→ WORK TO BE COMPLETED: Identify the lines that contain the string "name" and copy all of them.
** Begin **
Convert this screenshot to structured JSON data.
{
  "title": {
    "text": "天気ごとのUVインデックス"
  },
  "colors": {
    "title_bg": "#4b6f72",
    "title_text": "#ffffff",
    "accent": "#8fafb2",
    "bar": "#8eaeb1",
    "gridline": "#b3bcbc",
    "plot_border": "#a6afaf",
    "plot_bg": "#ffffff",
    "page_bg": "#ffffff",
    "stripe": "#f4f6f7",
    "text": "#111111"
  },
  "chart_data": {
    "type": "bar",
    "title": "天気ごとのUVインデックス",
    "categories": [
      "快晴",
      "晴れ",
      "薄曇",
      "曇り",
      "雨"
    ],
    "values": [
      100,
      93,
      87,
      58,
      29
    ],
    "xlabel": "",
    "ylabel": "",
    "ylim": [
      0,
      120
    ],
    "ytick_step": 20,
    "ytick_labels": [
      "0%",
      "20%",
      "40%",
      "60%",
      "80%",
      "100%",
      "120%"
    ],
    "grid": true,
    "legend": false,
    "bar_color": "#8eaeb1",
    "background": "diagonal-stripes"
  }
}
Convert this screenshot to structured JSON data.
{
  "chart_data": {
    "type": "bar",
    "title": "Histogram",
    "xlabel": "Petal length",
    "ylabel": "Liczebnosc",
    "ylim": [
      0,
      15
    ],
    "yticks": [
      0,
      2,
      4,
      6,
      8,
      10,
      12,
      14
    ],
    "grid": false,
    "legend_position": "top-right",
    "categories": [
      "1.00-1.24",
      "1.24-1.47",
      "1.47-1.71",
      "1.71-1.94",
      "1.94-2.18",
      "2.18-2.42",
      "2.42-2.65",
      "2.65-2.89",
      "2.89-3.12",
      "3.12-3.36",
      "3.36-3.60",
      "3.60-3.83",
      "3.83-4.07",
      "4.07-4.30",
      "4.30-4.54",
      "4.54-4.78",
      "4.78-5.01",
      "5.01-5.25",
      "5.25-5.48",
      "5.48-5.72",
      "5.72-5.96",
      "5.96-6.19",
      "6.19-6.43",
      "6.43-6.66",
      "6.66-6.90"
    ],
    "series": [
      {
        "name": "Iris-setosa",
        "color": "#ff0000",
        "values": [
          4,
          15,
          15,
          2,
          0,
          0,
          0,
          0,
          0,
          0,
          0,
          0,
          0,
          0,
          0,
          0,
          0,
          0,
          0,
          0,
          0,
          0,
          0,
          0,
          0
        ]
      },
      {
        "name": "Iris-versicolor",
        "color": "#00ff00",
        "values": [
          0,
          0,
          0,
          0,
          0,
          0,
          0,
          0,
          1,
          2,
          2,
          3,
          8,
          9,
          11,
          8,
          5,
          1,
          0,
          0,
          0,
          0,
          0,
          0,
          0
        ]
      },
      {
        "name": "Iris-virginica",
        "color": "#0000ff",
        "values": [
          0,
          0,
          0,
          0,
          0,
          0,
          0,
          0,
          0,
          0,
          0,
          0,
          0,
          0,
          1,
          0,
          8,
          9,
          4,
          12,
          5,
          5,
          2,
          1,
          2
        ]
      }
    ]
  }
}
** End **
→ WRITTEN RESPONSE:
        "name": "Iris-setosa",
        "name": "Iris-versicolor",
        "name": "Iris-virginica",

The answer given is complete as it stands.